-- Start --

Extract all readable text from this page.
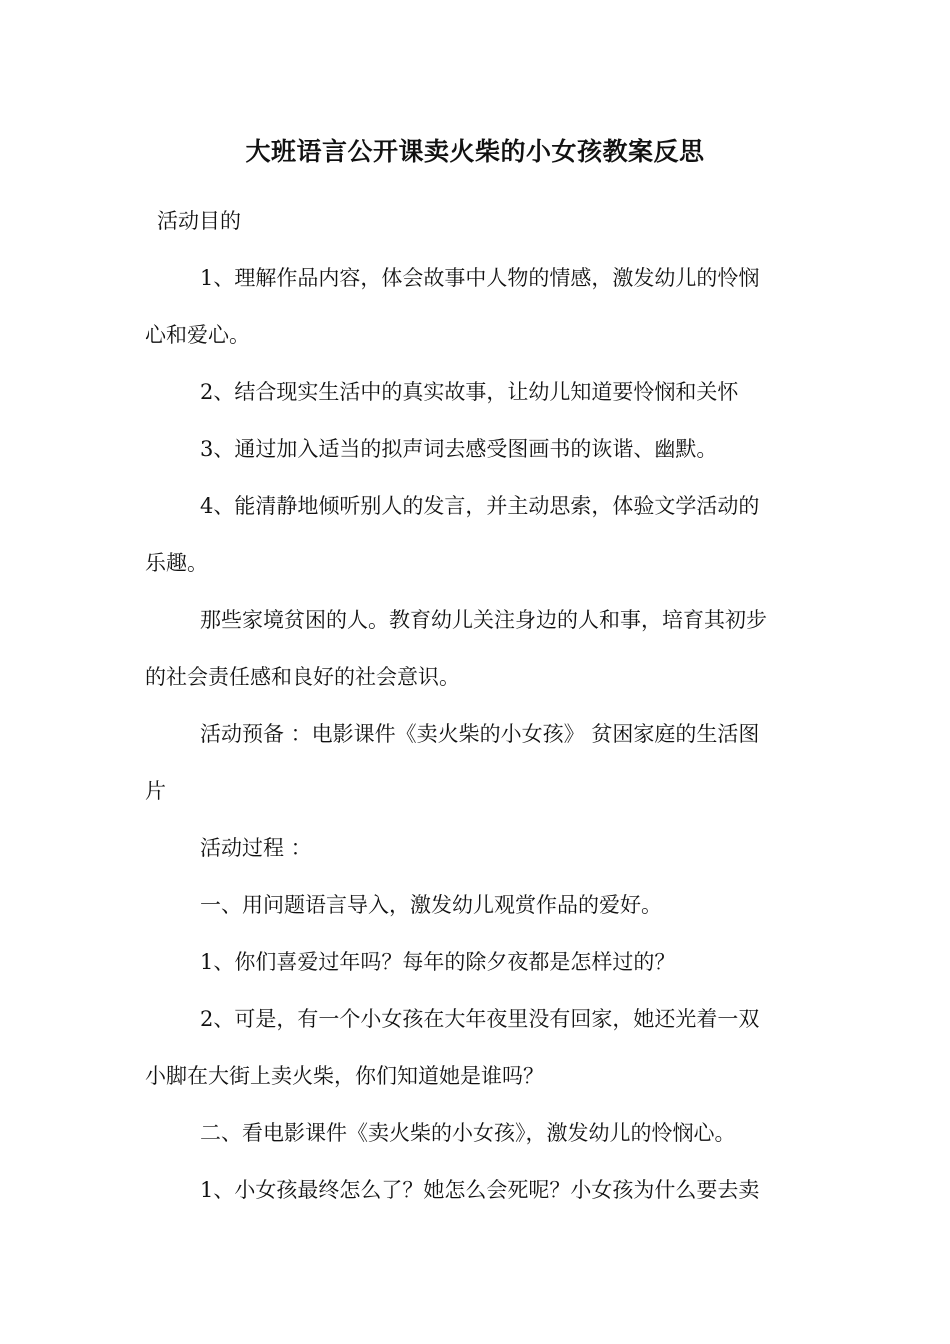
大班语言公开课卖火柴的小女孩教案反思

活动目的

1、理解作品内容，体会故事中人物的情感，激发幼儿的怜悯

心和爱心。

2、结合现实生活中的真实故事，让幼儿知道要怜悯和关怀

3、通过加入适当的拟声词去感受图画书的诙谐、幽默。

4、能清静地倾听别人的发言，并主动思索，体验文学活动的

乐趣。

那些家境贫困的人。教育幼儿关注身边的人和事，培育其初步

的社会责任感和良好的社会意识。

活动预备 ：电影课件《卖火柴的小女孩》 贫困家庭的生活图

片

活动过程 ：

一、用问题语言导入，激发幼儿观赏作品的爱好。

1、你们喜爱过年吗？每年的除夕夜都是怎样过的？

2、可是，有一个小女孩在大年夜里没有回家，她还光着一双

小脚在大街上卖火柴，你们知道她是谁吗？

二、看电影课件《卖火柴的小女孩》，激发幼儿的怜悯心。

1、小女孩最终怎么了？她怎么会死呢？小女孩为什么要去卖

-- End --

▶ **Written problem**
Leave every image out, and retype the material exactly.

▶ **Response below**
Extract all readable text from this page.
大班语言公开课卖火柴的小女孩教案反思

活动目的

1、理解作品内容，体会故事中人物的情感，激发幼儿的怜悯

心和爱心。

2、结合现实生活中的真实故事，让幼儿知道要怜悯和关怀

3、通过加入适当的拟声词去感受图画书的诙谐、幽默。

4、能清静地倾听别人的发言，并主动思索，体验文学活动的

乐趣。

那些家境贫困的人。教育幼儿关注身边的人和事，培育其初步

的社会责任感和良好的社会意识。

活动预备 ：电影课件《卖火柴的小女孩》 贫困家庭的生活图

片

活动过程 ：

一、用问题语言导入，激发幼儿观赏作品的爱好。

1、你们喜爱过年吗？每年的除夕夜都是怎样过的？

2、可是，有一个小女孩在大年夜里没有回家，她还光着一双

小脚在大街上卖火柴，你们知道她是谁吗？

二、看电影课件《卖火柴的小女孩》，激发幼儿的怜悯心。

1、小女孩最终怎么了？她怎么会死呢？小女孩为什么要去卖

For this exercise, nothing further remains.